## SHORT PROBLEM
Locate every line in the records below that holds the word "been" and return each one.

[Data excerpts]
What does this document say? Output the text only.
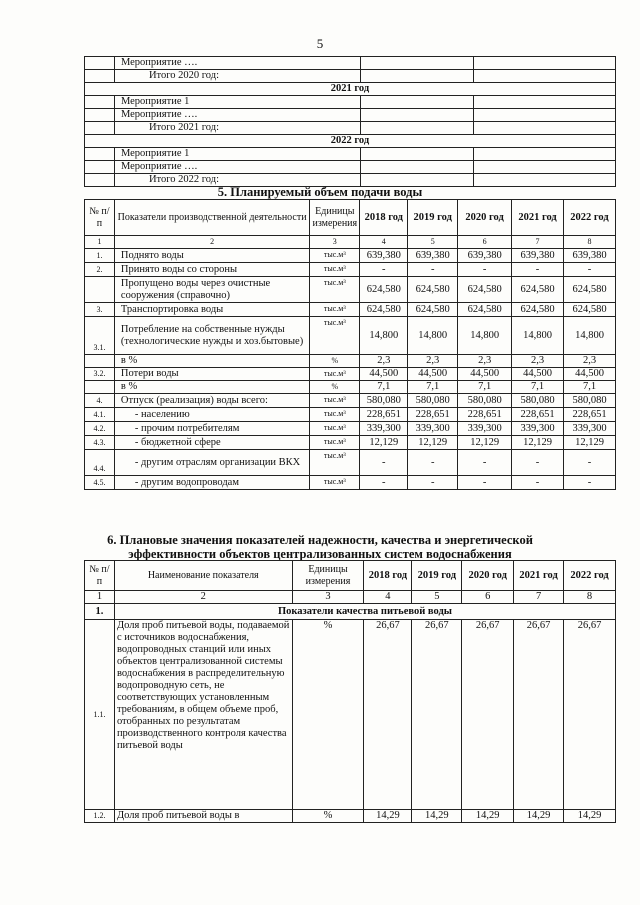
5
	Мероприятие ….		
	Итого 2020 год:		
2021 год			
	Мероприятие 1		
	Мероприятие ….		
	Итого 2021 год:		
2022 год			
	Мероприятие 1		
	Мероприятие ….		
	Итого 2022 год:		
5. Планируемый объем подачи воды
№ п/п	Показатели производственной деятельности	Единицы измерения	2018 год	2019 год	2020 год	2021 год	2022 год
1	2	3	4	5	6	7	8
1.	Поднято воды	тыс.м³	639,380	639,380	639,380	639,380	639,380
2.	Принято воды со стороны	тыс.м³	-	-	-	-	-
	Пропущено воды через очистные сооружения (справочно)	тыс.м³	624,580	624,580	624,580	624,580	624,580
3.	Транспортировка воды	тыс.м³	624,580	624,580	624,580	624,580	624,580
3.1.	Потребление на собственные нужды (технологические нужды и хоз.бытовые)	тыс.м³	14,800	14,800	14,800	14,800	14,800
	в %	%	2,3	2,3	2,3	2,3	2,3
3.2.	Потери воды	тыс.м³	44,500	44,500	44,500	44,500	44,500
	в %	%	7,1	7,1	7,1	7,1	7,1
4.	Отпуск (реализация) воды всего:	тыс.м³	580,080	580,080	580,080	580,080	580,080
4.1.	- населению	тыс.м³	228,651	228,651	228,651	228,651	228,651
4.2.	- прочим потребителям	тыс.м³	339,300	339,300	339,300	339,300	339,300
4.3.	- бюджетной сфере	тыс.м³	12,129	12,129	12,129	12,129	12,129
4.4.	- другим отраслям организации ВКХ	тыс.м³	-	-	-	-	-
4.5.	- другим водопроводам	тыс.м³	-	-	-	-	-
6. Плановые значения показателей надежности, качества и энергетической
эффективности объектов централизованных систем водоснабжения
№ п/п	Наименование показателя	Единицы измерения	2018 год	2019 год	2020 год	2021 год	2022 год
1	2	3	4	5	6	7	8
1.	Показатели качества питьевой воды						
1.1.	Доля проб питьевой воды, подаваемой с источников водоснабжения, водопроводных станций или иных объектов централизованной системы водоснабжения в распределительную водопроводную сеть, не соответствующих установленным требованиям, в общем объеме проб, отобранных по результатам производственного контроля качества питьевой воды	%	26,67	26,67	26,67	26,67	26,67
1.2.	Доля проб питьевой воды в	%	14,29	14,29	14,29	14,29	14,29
* * *
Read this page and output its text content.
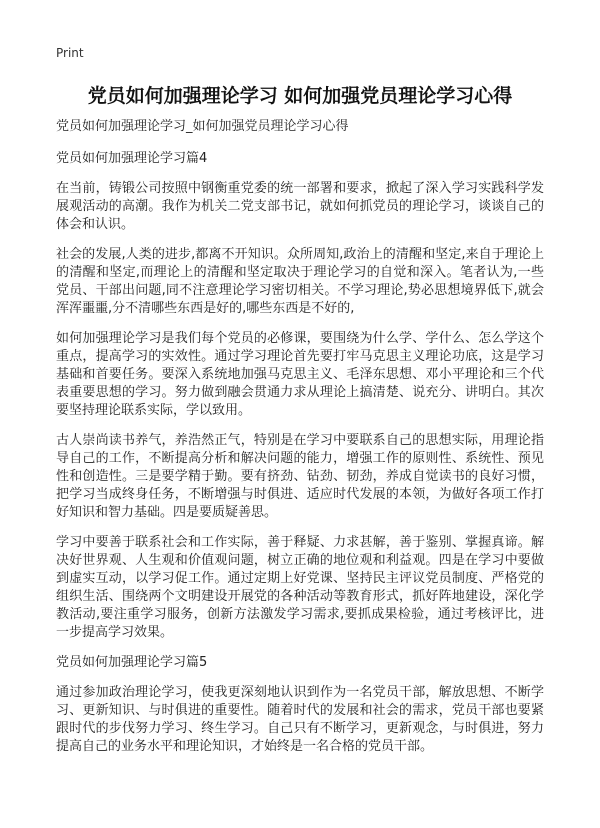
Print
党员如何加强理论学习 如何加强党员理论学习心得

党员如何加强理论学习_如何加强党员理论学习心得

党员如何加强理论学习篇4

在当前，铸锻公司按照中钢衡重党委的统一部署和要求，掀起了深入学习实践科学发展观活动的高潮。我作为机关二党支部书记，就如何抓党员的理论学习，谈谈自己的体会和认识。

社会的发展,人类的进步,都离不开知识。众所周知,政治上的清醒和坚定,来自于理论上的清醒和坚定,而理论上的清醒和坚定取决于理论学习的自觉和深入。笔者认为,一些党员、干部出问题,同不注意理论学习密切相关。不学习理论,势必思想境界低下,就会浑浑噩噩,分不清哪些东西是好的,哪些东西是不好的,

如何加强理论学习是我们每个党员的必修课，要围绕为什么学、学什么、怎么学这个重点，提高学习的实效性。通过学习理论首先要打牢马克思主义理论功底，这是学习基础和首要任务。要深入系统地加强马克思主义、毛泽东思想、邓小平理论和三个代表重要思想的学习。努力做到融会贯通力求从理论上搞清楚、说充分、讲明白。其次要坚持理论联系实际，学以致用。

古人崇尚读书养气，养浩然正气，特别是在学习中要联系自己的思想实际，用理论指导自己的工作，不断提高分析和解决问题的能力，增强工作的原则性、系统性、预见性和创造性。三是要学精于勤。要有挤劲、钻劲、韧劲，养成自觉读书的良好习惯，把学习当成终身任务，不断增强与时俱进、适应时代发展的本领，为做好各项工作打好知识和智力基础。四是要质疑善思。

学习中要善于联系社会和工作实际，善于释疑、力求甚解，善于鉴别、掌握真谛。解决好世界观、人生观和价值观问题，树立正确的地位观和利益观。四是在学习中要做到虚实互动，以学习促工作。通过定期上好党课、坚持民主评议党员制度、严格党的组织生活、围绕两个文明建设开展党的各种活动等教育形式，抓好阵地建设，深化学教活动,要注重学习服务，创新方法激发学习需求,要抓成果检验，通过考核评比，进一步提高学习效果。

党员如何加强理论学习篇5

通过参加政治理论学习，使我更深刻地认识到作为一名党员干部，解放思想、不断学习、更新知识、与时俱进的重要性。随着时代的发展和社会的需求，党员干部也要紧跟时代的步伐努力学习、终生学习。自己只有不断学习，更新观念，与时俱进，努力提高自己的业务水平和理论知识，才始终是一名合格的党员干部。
* * *
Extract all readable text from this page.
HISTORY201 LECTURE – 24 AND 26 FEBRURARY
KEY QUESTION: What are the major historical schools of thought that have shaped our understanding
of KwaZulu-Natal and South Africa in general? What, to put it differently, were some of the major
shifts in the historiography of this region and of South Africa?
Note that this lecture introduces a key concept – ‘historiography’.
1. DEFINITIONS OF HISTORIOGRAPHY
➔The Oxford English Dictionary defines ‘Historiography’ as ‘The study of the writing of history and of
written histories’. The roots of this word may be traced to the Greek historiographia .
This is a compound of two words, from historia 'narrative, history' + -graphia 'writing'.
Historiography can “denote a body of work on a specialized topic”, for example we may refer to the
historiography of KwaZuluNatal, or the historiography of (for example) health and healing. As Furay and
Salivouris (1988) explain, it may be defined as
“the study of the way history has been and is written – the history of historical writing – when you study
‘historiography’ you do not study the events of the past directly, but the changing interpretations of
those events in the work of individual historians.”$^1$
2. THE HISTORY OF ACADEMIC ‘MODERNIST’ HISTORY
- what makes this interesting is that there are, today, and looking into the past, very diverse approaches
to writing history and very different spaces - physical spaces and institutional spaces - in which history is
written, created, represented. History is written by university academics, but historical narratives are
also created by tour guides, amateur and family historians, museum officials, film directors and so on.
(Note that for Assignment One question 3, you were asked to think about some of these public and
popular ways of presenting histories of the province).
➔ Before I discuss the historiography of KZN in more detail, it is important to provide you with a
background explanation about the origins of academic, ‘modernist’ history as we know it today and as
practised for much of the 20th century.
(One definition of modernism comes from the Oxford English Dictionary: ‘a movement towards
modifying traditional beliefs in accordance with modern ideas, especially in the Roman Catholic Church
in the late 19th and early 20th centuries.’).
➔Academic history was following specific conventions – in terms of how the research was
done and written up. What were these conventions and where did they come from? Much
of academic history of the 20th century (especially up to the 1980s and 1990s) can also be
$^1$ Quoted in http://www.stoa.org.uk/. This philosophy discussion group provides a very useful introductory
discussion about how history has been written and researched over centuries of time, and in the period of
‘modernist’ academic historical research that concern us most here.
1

## ANSWER TO THIS TASK
“the study of the way history has been and is written – the history of historical writing – when you study
discussion about how history has been written and researched over centuries of time, and in the period of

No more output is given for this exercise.